**Written instruction:**
Repeat every record below exactly as written.

**Saved entries:**
########################################

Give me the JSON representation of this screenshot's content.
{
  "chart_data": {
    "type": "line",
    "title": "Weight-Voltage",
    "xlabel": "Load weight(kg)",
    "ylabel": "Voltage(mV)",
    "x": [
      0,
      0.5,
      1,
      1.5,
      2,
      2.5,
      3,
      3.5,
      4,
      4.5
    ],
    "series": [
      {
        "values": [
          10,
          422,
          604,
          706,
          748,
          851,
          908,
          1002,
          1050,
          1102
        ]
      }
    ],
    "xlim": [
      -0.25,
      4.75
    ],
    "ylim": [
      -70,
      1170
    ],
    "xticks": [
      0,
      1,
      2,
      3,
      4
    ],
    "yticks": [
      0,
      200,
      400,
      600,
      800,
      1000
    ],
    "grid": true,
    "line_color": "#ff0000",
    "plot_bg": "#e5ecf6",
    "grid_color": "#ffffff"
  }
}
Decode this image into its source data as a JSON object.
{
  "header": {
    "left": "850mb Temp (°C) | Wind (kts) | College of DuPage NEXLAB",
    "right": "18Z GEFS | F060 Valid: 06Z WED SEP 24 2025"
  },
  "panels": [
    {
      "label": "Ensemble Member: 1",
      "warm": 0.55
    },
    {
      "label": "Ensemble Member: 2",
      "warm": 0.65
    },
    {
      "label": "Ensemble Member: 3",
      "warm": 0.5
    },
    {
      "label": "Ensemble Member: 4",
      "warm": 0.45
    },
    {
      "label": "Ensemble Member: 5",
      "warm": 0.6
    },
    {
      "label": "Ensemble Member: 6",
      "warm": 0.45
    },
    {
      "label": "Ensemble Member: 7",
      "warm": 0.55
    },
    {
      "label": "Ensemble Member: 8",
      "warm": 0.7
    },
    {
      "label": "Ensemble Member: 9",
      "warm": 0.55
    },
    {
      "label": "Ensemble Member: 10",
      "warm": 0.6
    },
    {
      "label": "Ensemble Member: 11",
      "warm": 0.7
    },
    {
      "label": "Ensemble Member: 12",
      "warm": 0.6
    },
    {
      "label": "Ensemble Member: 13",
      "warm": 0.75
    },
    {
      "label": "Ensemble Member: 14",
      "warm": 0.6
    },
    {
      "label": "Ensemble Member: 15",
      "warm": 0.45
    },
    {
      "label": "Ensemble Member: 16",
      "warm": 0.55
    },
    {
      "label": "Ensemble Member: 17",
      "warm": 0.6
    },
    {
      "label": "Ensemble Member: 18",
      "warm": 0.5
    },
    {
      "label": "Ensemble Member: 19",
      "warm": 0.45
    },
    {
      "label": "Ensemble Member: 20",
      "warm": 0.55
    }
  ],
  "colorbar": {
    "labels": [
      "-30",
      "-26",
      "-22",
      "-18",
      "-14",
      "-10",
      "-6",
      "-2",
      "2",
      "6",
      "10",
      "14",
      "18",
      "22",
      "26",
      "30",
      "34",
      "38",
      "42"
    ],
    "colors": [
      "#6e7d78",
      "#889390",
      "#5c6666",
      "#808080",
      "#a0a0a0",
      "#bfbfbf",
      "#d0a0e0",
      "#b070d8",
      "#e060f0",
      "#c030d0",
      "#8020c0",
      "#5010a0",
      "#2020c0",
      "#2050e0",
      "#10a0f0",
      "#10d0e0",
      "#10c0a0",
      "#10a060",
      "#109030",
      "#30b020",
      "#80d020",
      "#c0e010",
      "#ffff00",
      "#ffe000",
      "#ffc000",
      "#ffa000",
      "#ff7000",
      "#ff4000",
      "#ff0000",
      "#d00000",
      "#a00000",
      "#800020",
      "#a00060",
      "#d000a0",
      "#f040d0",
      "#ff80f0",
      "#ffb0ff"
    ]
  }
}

########################################

**In response:**
Give me the JSON representation of this screenshot's content.
{
  "chart_data": {
    "type": "line",
    "title": "Weight-Voltage",
    "xlabel": "Load weight(kg)",
    "ylabel": "Voltage(mV)",
    "x": [
      0,
      0.5,
      1,
      1.5,
      2,
      2.5,
      3,
      3.5,
      4,
      4.5
    ],
    "series": [
      {
        "values": [
          10,
          422,
          604,
          706,
          748,
          851,
          908,
          1002,
          1050,
          1102
        ]
      }
    ],
    "xlim": [
      -0.25,
      4.75
    ],
    "ylim": [
      -70,
      1170
    ],
    "xticks": [
      0,
      1,
      2,
      3,
      4
    ],
    "yticks": [
      0,
      200,
      400,
      600,
      800,
      1000
    ],
    "grid": true,
    "line_color": "#ff0000",
    "plot_bg": "#e5ecf6",
    "grid_color": "#ffffff"
  }
}
Decode this image into its source data as a JSON object.
{
  "header": {
    "left": "850mb Temp (°C) | Wind (kts) | College of DuPage NEXLAB",
    "right": "18Z GEFS | F060 Valid: 06Z WED SEP 24 2025"
  },
  "panels": [
    {
      "label": "Ensemble Member: 1",
      "warm": 0.55
    },
    {
      "label": "Ensemble Member: 2",
      "warm": 0.65
    },
    {
      "label": "Ensemble Member: 3",
      "warm": 0.5
    },
    {
      "label": "Ensemble Member: 4",
      "warm": 0.45
    },
    {
      "label": "Ensemble Member: 5",
      "warm": 0.6
    },
    {
      "label": "Ensemble Member: 6",
      "warm": 0.45
    },
    {
      "label": "Ensemble Member: 7",
      "warm": 0.55
    },
    {
      "label": "Ensemble Member: 8",
      "warm": 0.7
    },
    {
      "label": "Ensemble Member: 9",
      "warm": 0.55
    },
    {
      "label": "Ensemble Member: 10",
      "warm": 0.6
    },
    {
      "label": "Ensemble Member: 11",
      "warm": 0.7
    },
    {
      "label": "Ensemble Member: 12",
      "warm": 0.6
    },
    {
      "label": "Ensemble Member: 13",
      "warm": 0.75
    },
    {
      "label": "Ensemble Member: 14",
      "warm": 0.6
    },
    {
      "label": "Ensemble Member: 15",
      "warm": 0.45
    },
    {
      "label": "Ensemble Member: 16",
      "warm": 0.55
    },
    {
      "label": "Ensemble Member: 17",
      "warm": 0.6
    },
    {
      "label": "Ensemble Member: 18",
      "warm": 0.5
    },
    {
      "label": "Ensemble Member: 19",
      "warm": 0.45
    },
    {
      "label": "Ensemble Member: 20",
      "warm": 0.55
    }
  ],
  "colorbar": {
    "labels": [
      "-30",
      "-26",
      "-22",
      "-18",
      "-14",
      "-10",
      "-6",
      "-2",
      "2",
      "6",
      "10",
      "14",
      "18",
      "22",
      "26",
      "30",
      "34",
      "38",
      "42"
    ],
    "colors": [
      "#6e7d78",
      "#889390",
      "#5c6666",
      "#808080",
      "#a0a0a0",
      "#bfbfbf",
      "#d0a0e0",
      "#b070d8",
      "#e060f0",
      "#c030d0",
      "#8020c0",
      "#5010a0",
      "#2020c0",
      "#2050e0",
      "#10a0f0",
      "#10d0e0",
      "#10c0a0",
      "#10a060",
      "#109030",
      "#30b020",
      "#80d020",
      "#c0e010",
      "#ffff00",
      "#ffe000",
      "#ffc000",
      "#ffa000",
      "#ff7000",
      "#ff4000",
      "#ff0000",
      "#d00000",
      "#a00000",
      "#800020",
      "#a00060",
      "#d000a0",
      "#f040d0",
      "#ff80f0",
      "#ffb0ff"
    ]
  }
}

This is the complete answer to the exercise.